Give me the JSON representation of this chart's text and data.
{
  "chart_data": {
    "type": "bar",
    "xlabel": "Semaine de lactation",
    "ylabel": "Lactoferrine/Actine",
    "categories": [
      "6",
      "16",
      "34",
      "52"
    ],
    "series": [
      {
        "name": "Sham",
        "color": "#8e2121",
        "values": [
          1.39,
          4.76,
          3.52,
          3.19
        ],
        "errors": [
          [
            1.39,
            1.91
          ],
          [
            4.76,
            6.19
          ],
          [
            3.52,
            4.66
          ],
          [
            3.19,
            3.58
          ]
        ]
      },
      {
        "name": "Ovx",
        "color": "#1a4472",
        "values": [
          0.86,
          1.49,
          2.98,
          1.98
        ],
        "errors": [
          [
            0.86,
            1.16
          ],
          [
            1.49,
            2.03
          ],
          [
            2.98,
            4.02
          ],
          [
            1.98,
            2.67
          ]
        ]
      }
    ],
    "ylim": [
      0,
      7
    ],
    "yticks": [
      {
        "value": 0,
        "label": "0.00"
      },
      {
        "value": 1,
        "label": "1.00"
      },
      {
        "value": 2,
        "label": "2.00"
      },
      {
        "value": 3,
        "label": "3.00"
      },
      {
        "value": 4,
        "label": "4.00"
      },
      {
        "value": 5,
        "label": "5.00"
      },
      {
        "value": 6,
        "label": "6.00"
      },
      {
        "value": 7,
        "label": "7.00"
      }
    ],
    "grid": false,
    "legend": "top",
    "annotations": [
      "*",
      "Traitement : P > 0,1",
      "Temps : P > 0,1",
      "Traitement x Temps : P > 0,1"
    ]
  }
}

+-------+

Extract each line from the listing above, please, and repeat it exactly.

Give me the JSON representation of this chart's text and data.
{
  "chart_data": {
    "type": "bar",
    "xlabel": "Semaine de lactation",
    "ylabel": "Lactoferrine/Actine",
    "categories": [
      "6",
      "16",
      "34",
      "52"
    ],
    "series": [
      {
        "name": "Sham",
        "color": "#8e2121",
        "values": [
          1.39,
          4.76,
          3.52,
          3.19
        ],
        "errors": [
          [
            1.39,
            1.91
          ],
          [
            4.76,
            6.19
          ],
          [
            3.52,
            4.66
          ],
          [
            3.19,
            3.58
          ]
        ]
      },
      {
        "name": "Ovx",
        "color": "#1a4472",
        "values": [
          0.86,
          1.49,
          2.98,
          1.98
        ],
        "errors": [
          [
            0.86,
            1.16
          ],
          [
            1.49,
            2.03
          ],
          [
            2.98,
            4.02
          ],
          [
            1.98,
            2.67
          ]
        ]
      }
    ],
    "ylim": [
      0,
      7
    ],
    "yticks": [
      {
        "value": 0,
        "label": "0.00"
      },
      {
        "value": 1,
        "label": "1.00"
      },
      {
        "value": 2,
        "label": "2.00"
      },
      {
        "value": 3,
        "label": "3.00"
      },
      {
        "value": 4,
        "label": "4.00"
      },
      {
        "value": 5,
        "label": "5.00"
      },
      {
        "value": 6,
        "label": "6.00"
      },
      {
        "value": 7,
        "label": "7.00"
      }
    ],
    "grid": false,
    "legend": "top",
    "annotations": [
      "*",
      "Traitement : P > 0,1",
      "Temps : P > 0,1",
      "Traitement x Temps : P > 0,1"
    ]
  }
}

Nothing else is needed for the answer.